Stated goal:
Exclude the pictures and reproduce the remaining data exactly as written.

Dataset:
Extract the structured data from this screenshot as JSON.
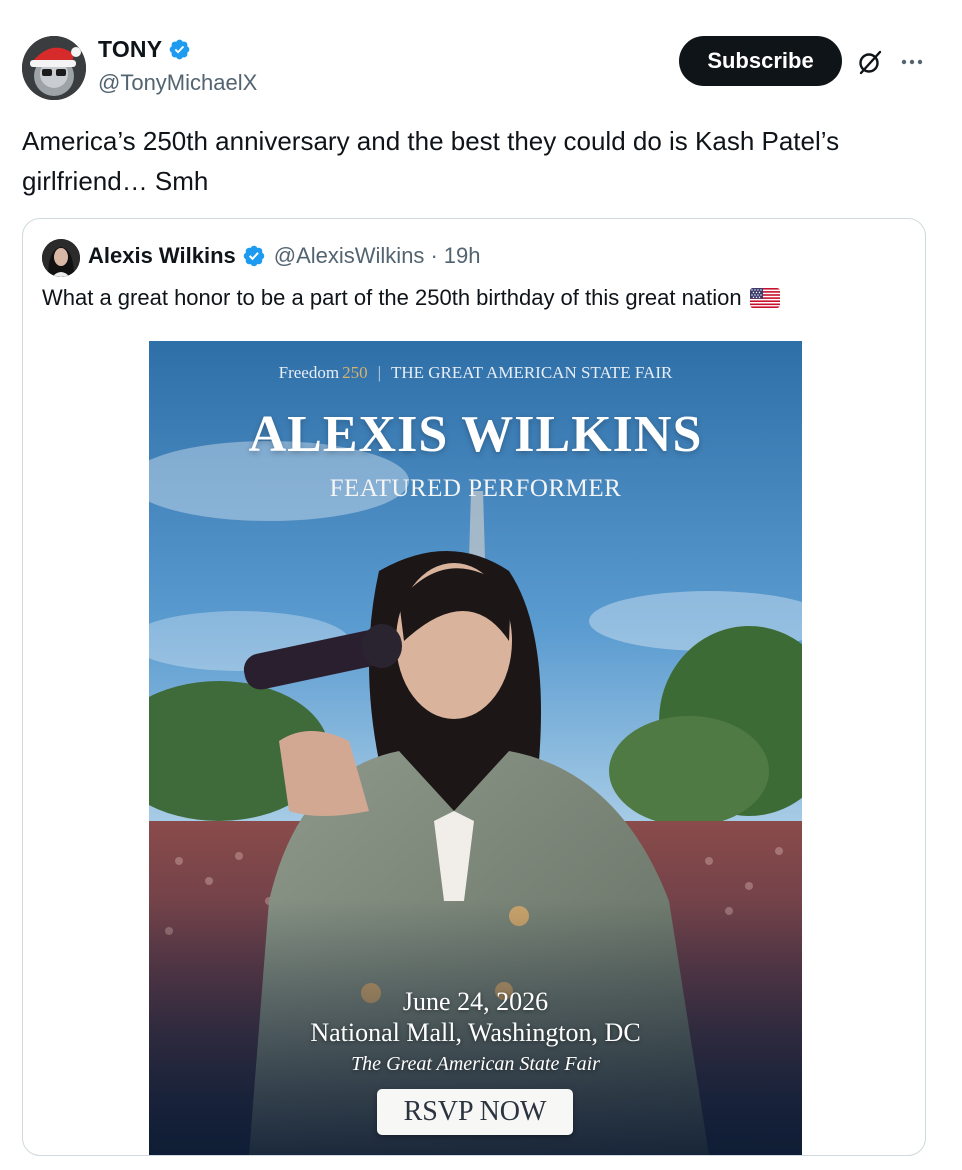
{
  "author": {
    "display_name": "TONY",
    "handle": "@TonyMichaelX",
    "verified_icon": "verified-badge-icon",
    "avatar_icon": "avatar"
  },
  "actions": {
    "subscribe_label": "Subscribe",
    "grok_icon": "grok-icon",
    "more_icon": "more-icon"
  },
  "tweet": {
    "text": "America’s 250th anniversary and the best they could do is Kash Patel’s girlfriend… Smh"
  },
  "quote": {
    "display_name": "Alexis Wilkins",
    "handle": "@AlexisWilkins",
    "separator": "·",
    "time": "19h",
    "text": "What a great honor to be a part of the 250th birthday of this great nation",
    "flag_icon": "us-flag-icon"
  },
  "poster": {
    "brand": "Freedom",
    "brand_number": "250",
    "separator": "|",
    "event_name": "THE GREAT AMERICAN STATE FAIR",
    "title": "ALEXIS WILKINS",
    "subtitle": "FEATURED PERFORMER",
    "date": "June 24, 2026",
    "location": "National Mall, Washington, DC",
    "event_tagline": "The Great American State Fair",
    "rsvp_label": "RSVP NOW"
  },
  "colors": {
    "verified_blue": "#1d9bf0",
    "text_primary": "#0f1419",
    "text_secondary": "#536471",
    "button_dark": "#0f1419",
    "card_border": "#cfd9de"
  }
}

Answer for this exercise:
Extract the structured data from this screenshot as JSON.
{
  "author": {
    "display_name": "TONY",
    "handle": "@TonyMichaelX",
    "verified_icon": "verified-badge-icon",
    "avatar_icon": "avatar"
  },
  "actions": {
    "subscribe_label": "Subscribe",
    "grok_icon": "grok-icon",
    "more_icon": "more-icon"
  },
  "tweet": {
    "text": "America’s 250th anniversary and the best they could do is Kash Patel’s girlfriend… Smh"
  },
  "quote": {
    "display_name": "Alexis Wilkins",
    "handle": "@AlexisWilkins",
    "separator": "·",
    "time": "19h",
    "text": "What a great honor to be a part of the 250th birthday of this great nation",
    "flag_icon": "us-flag-icon"
  },
  "poster": {
    "brand": "Freedom",
    "brand_number": "250",
    "separator": "|",
    "event_name": "THE GREAT AMERICAN STATE FAIR",
    "title": "ALEXIS WILKINS",
    "subtitle": "FEATURED PERFORMER",
    "date": "June 24, 2026",
    "location": "National Mall, Washington, DC",
    "event_tagline": "The Great American State Fair",
    "rsvp_label": "RSVP NOW"
  },
  "colors": {
    "verified_blue": "#1d9bf0",
    "text_primary": "#0f1419",
    "text_secondary": "#536471",
    "button_dark": "#0f1419",
    "card_border": "#cfd9de"
  }
}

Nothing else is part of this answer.